**Input data:**
<<<<
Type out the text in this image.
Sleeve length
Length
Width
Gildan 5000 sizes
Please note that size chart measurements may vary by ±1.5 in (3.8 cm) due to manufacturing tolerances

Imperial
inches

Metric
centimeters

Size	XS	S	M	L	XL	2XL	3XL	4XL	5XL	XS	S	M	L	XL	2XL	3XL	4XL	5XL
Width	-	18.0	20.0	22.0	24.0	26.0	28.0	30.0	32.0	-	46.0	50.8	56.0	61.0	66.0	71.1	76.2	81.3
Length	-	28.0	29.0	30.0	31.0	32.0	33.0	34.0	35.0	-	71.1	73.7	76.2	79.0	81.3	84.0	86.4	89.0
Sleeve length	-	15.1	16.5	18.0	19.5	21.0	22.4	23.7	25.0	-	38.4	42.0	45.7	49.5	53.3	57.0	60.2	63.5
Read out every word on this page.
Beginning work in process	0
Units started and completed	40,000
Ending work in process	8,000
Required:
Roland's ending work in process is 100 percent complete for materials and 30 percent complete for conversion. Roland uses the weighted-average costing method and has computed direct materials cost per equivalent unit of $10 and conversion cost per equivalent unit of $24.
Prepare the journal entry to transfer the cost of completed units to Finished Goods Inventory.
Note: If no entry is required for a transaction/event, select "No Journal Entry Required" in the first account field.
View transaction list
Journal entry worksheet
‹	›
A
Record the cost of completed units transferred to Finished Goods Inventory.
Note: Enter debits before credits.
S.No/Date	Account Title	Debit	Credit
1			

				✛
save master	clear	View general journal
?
>>>>
**Exercise objective:** Give back the whole listing, word for word.

**Task answer:**
Type out the text in this image.
Sleeve length
Length
Width
Gildan 5000 sizes
Please note that size chart measurements may vary by ±1.5 in (3.8 cm) due to manufacturing tolerances

Imperial
inches

Metric
centimeters

Size	XS	S	M	L	XL	2XL	3XL	4XL	5XL	XS	S	M	L	XL	2XL	3XL	4XL	5XL
Width	-	18.0	20.0	22.0	24.0	26.0	28.0	30.0	32.0	-	46.0	50.8	56.0	61.0	66.0	71.1	76.2	81.3
Length	-	28.0	29.0	30.0	31.0	32.0	33.0	34.0	35.0	-	71.1	73.7	76.2	79.0	81.3	84.0	86.4	89.0
Sleeve length	-	15.1	16.5	18.0	19.5	21.0	22.4	23.7	25.0	-	38.4	42.0	45.7	49.5	53.3	57.0	60.2	63.5
Read out every word on this page.
Beginning work in process	0
Units started and completed	40,000
Ending work in process	8,000
Required:
Roland's ending work in process is 100 percent complete for materials and 30 percent complete for conversion. Roland uses the weighted-average costing method and has computed direct materials cost per equivalent unit of $10 and conversion cost per equivalent unit of $24.
Prepare the journal entry to transfer the cost of completed units to Finished Goods Inventory.
Note: If no entry is required for a transaction/event, select "No Journal Entry Required" in the first account field.
View transaction list
Journal entry worksheet
‹	›
A
Record the cost of completed units transferred to Finished Goods Inventory.
Note: Enter debits before credits.
S.No/Date	Account Title	Debit	Credit
1			

				✛
save master	clear	View general journal
?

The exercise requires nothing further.